Extracted records

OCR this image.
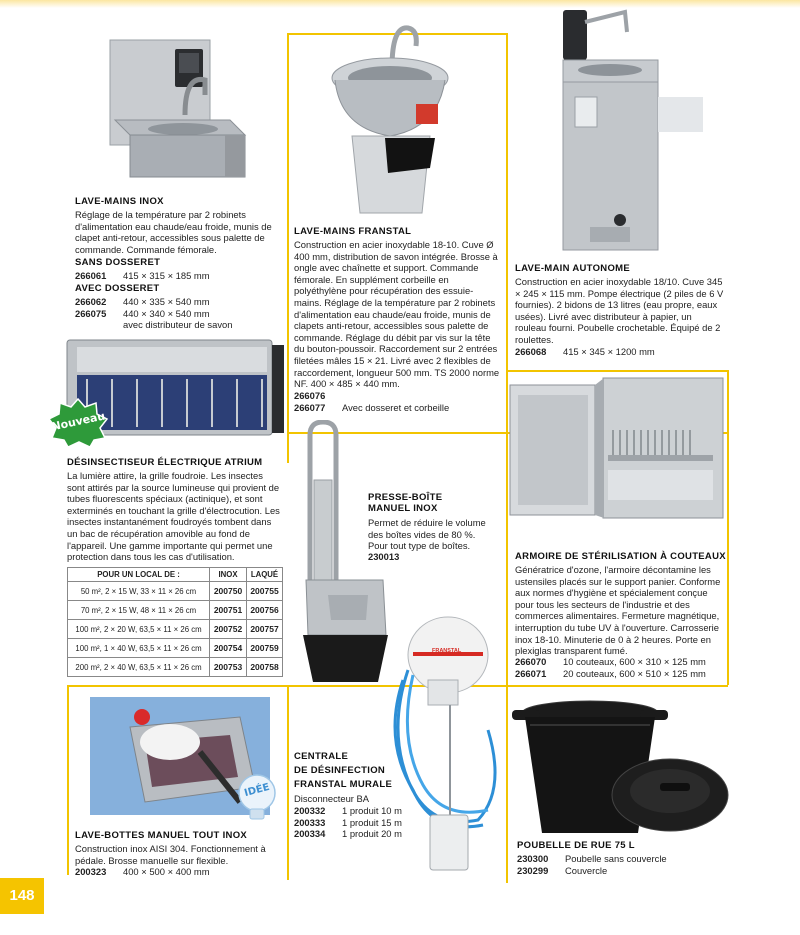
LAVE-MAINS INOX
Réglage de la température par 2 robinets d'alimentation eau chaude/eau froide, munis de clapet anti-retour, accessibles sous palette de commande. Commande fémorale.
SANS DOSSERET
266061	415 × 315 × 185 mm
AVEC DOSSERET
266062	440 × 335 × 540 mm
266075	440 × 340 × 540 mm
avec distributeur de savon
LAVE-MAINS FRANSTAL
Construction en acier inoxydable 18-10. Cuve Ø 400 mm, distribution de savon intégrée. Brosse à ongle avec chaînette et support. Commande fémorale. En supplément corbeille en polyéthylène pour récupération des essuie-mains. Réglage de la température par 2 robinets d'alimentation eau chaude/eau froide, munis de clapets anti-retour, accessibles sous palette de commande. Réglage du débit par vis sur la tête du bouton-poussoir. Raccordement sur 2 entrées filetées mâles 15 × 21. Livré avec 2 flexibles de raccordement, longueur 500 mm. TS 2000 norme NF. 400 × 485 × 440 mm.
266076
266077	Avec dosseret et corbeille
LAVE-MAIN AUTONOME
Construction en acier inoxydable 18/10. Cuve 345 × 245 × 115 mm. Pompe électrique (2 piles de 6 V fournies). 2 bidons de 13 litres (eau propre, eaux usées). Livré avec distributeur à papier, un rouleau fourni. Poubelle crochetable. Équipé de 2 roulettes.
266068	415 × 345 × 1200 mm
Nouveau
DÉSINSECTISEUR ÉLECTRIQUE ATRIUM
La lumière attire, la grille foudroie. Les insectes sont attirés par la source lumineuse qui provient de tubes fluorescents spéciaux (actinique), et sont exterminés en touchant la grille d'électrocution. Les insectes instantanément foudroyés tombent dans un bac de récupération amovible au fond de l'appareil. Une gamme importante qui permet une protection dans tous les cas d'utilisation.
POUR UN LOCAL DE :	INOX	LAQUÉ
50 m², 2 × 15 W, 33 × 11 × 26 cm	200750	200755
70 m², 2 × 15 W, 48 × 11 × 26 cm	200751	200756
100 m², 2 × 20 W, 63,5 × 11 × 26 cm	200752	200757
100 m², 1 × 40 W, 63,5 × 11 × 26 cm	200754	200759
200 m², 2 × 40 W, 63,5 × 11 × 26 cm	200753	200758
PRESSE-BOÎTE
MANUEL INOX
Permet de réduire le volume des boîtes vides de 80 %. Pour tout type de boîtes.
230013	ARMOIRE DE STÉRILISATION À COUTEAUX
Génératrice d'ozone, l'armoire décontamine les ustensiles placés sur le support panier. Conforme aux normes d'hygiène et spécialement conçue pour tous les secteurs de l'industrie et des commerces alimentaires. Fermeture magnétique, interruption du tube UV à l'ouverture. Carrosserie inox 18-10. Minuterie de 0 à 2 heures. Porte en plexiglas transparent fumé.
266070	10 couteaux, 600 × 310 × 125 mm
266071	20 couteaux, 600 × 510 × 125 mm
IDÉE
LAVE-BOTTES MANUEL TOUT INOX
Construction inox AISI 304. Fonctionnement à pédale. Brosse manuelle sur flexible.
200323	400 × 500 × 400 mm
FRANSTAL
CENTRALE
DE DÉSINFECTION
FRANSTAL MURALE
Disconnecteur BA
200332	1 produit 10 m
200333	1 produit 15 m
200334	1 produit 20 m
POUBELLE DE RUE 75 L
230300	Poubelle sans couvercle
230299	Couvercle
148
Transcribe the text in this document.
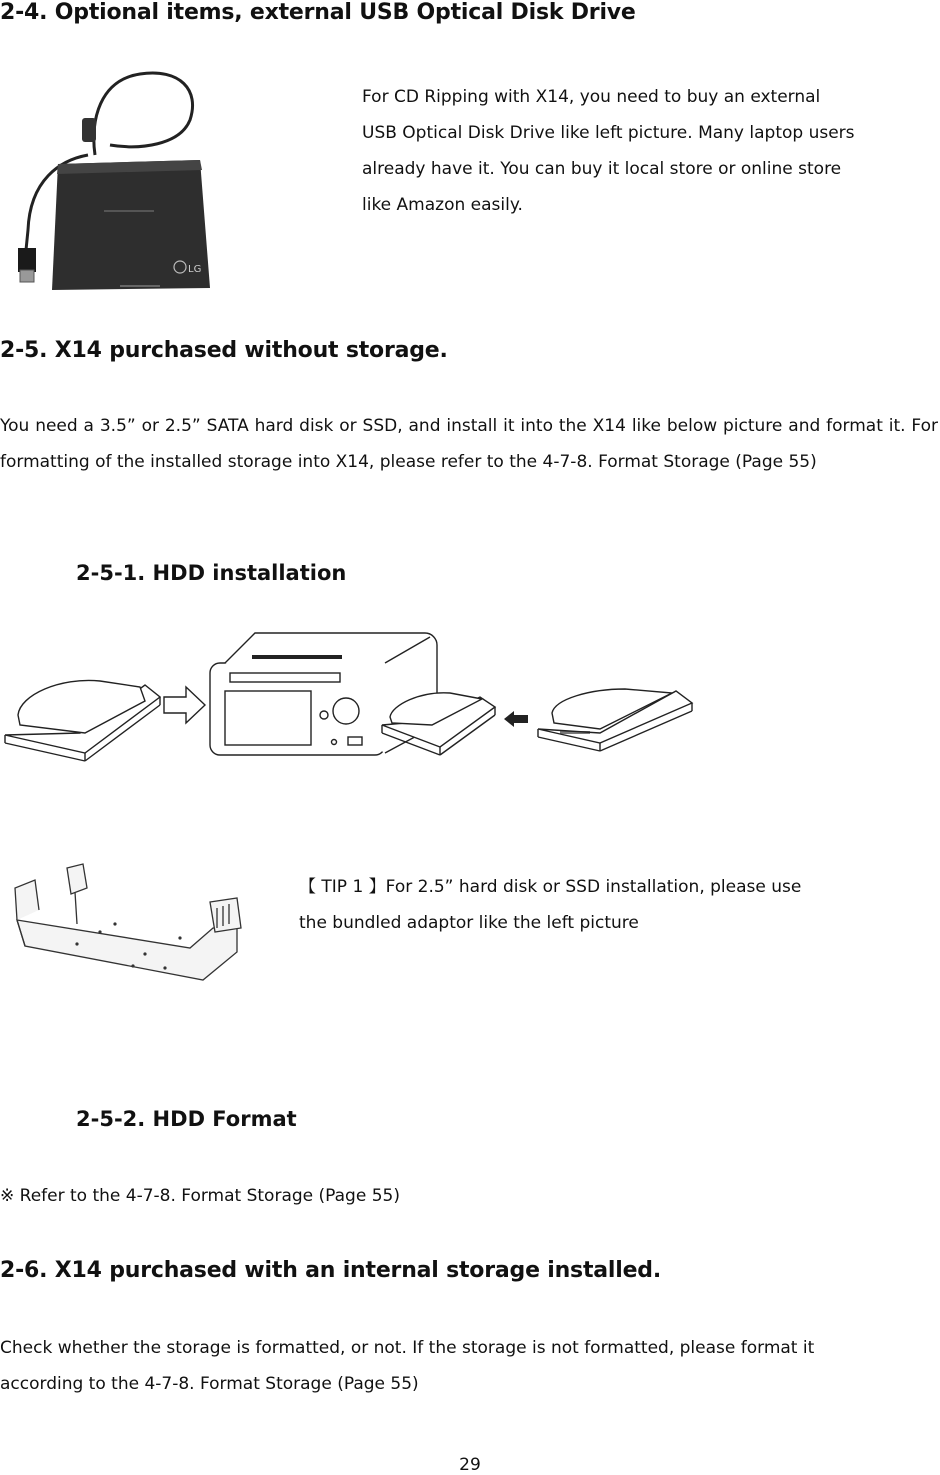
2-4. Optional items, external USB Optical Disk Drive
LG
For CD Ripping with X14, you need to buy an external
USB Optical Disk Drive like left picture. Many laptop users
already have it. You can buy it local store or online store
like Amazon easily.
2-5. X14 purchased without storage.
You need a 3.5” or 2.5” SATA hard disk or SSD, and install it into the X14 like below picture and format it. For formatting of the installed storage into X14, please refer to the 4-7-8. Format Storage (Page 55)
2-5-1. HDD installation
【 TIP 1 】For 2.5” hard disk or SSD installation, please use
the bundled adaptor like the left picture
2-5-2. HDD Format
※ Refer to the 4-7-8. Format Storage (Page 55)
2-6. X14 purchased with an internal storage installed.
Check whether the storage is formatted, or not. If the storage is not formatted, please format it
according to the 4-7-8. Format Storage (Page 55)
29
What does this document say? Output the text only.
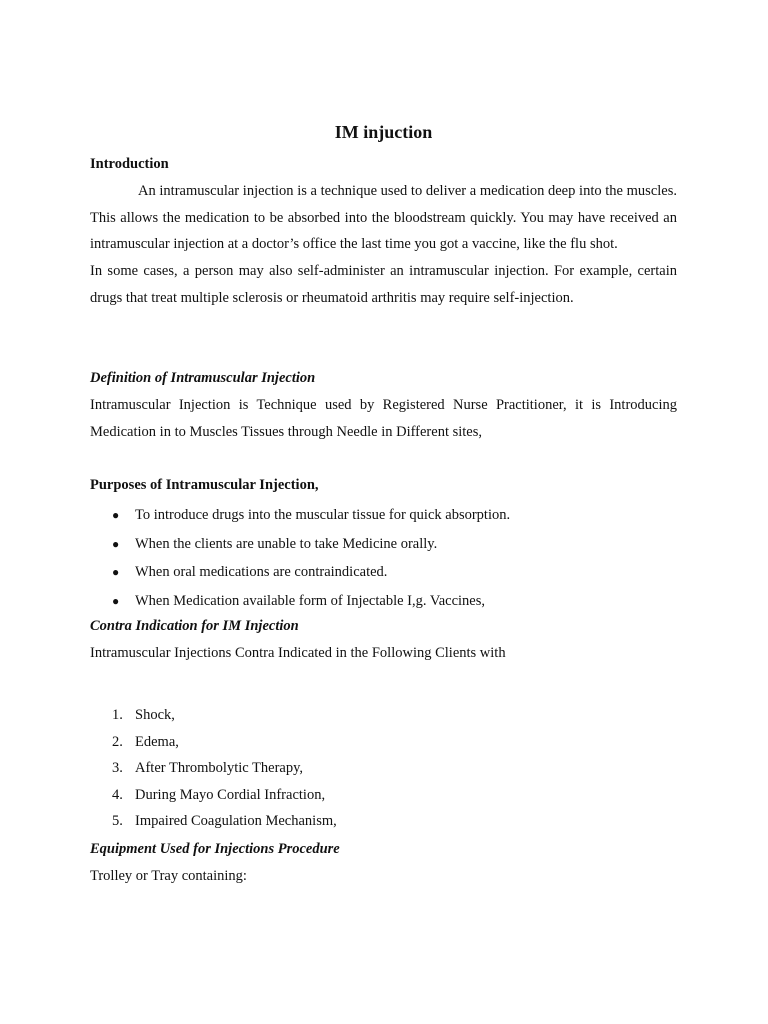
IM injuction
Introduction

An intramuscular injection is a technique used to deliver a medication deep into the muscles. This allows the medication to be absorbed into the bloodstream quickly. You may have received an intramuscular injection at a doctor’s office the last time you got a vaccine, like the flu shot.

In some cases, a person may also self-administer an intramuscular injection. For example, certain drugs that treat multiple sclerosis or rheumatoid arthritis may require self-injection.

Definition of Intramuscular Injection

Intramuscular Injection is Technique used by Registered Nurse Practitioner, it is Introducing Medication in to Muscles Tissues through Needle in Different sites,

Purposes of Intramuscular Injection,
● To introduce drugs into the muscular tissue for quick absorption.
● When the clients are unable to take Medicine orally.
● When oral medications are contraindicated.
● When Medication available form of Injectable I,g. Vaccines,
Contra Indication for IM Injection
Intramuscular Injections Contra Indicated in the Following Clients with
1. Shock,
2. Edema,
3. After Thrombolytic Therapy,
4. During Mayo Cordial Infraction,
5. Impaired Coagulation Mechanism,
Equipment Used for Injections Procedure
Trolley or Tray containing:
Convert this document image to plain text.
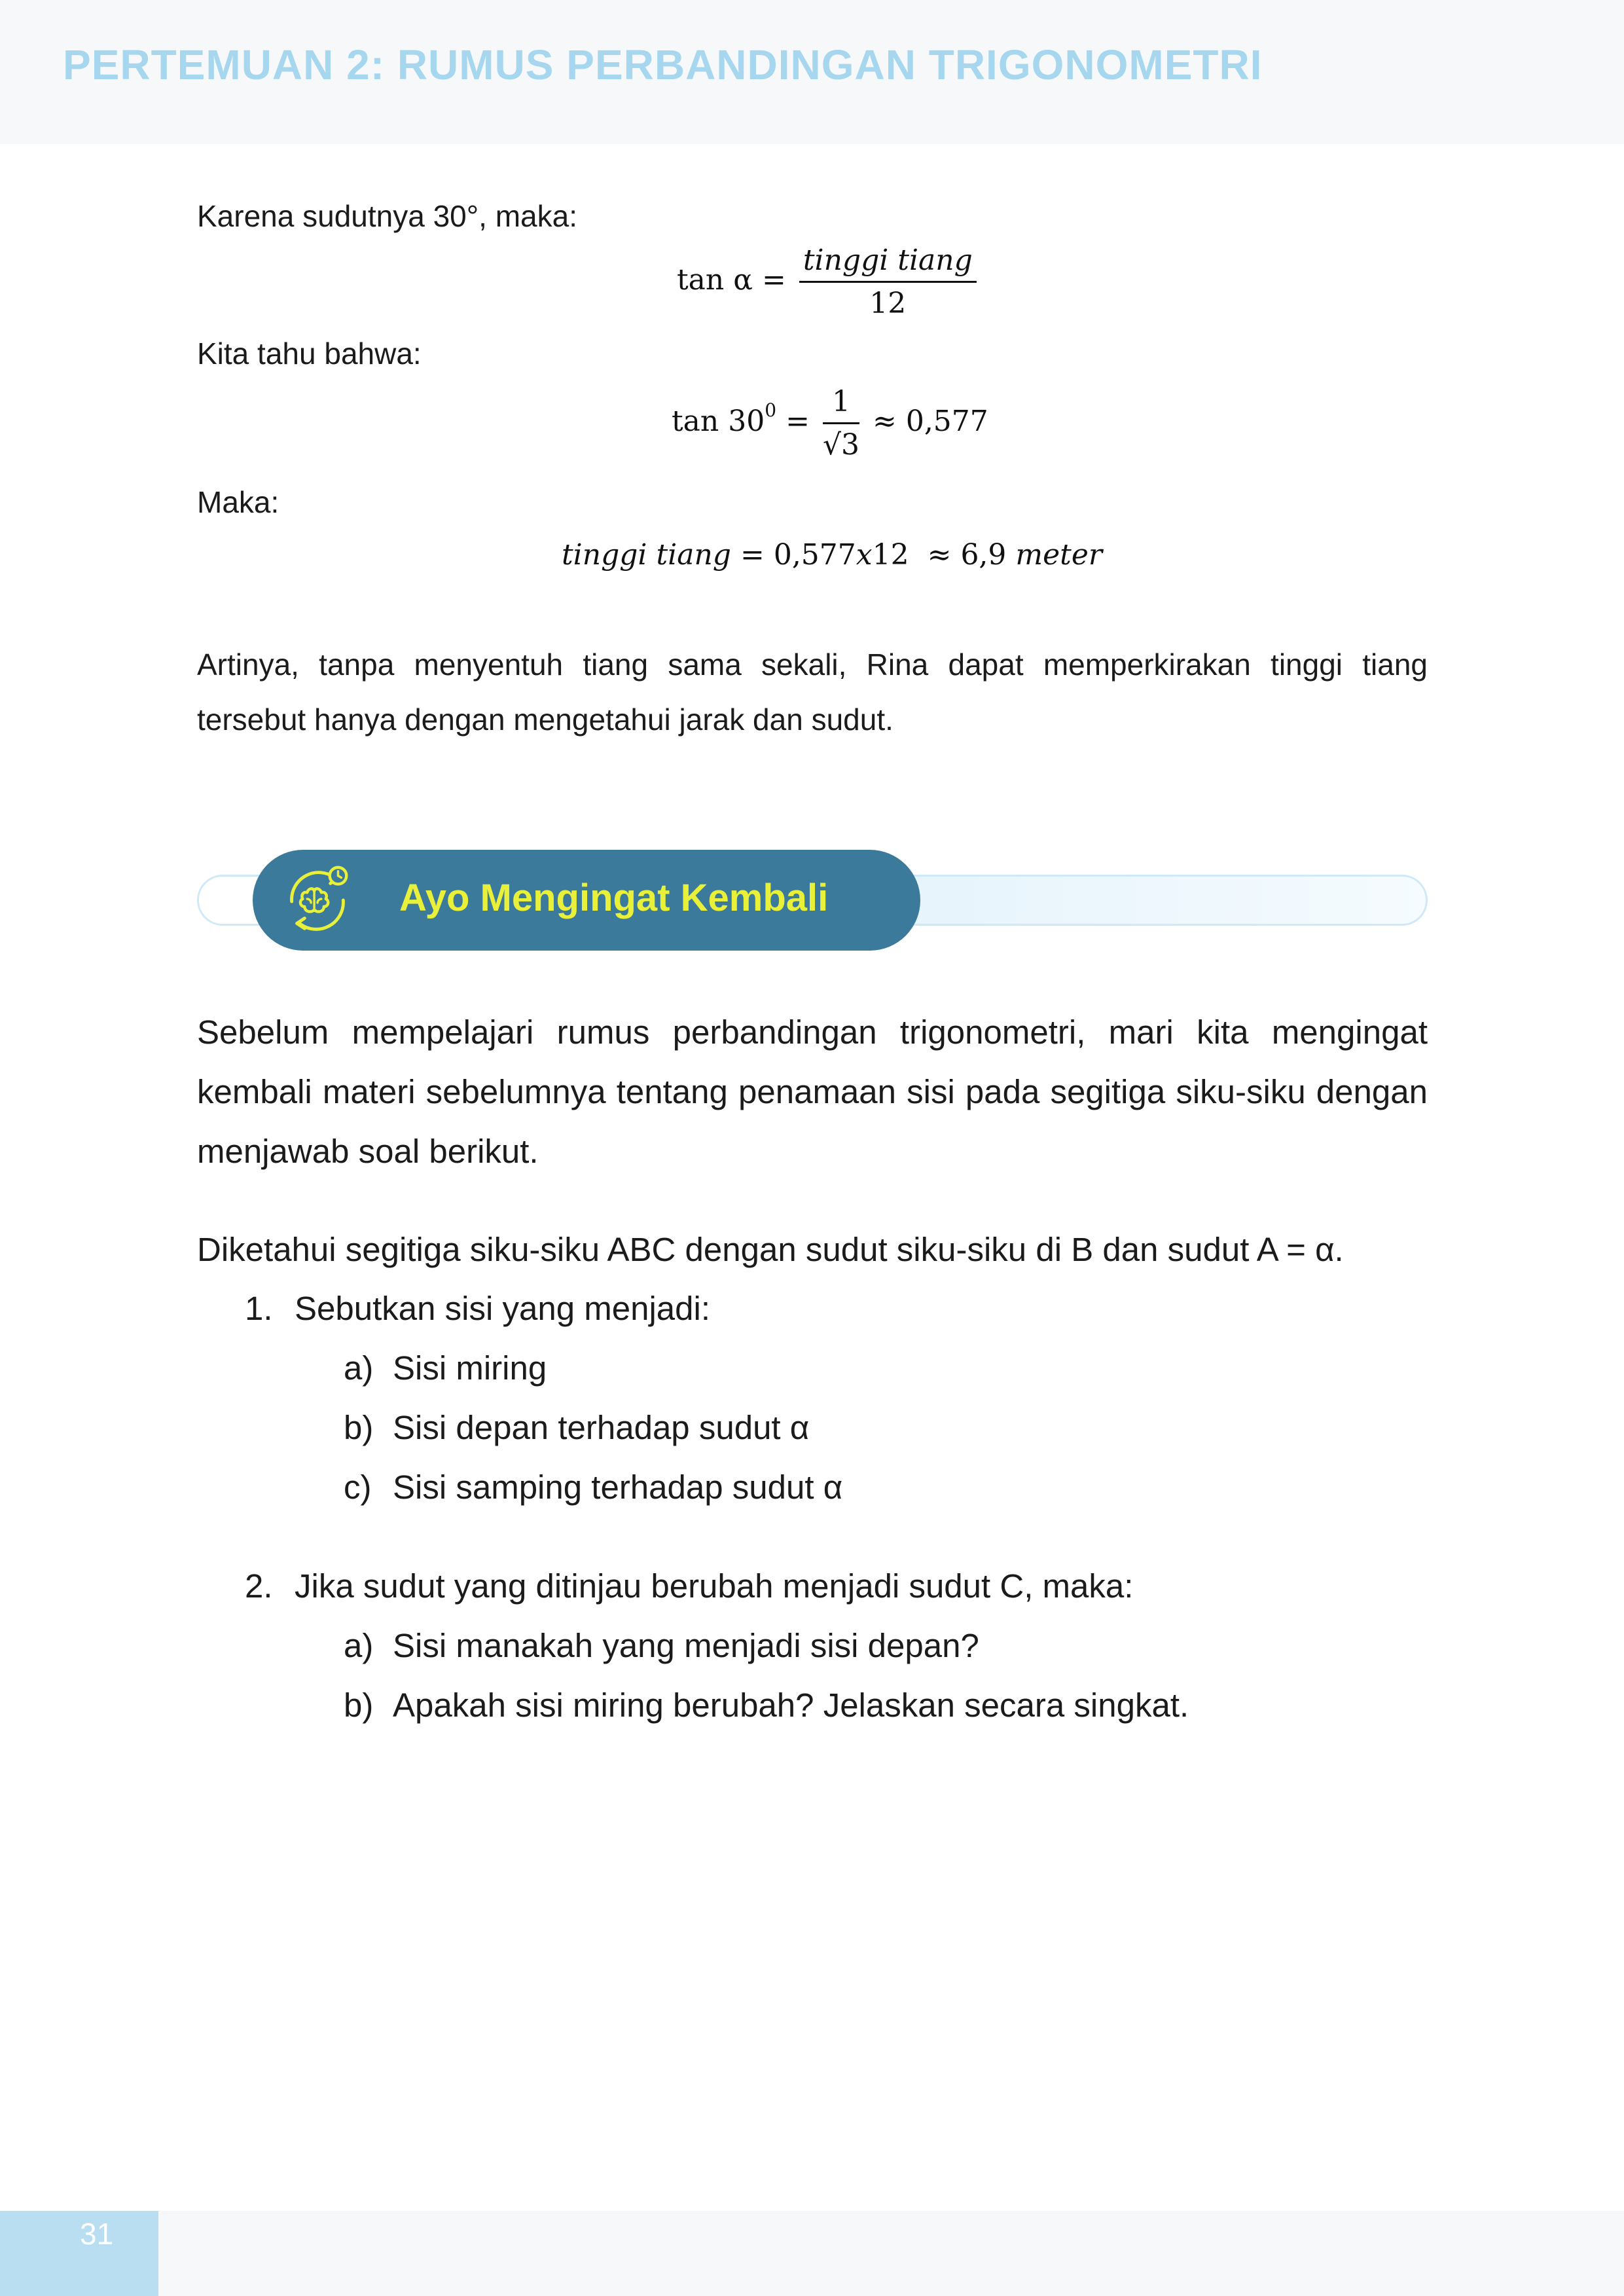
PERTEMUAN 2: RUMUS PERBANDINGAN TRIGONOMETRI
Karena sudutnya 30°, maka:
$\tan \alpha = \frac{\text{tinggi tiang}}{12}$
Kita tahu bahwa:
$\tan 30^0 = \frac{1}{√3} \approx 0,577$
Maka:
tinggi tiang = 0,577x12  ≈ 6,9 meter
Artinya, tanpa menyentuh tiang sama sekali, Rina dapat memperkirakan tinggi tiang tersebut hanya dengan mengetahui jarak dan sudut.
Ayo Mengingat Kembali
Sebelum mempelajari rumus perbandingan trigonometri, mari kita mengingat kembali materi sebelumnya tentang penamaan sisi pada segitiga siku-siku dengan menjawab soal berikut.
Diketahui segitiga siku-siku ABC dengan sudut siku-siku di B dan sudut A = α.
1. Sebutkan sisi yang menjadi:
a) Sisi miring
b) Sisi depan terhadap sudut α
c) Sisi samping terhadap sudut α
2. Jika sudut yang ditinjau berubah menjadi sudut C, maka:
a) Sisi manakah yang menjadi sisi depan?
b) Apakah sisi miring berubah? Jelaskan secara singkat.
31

Task description
Where a line in the entries holds the word "retour", copy that line.

Result
Réglage de la température par 2 robinets d'alimentation eau chaude/eau froide, munis de clapet anti-retour, accessibles sous palette de commande. Commande fémorale.
Construction en acier inoxydable 18-10. Cuve Ø 400 mm, distribution de savon intégrée. Brosse à ongle avec chaînette et support. Commande fémorale. En supplément corbeille en polyéthylène pour récupération des essuie-mains. Réglage de la température par 2 robinets d'alimentation eau chaude/eau froide, munis de clapets anti-retour, accessibles sous palette de commande. Réglage du débit par vis sur la tête du bouton-poussoir. Raccordement sur 2 entrées filetées mâles 15 × 21. Livré avec 2 flexibles de raccordement, longueur 500 mm. TS 2000 norme NF. 400 × 485 × 440 mm.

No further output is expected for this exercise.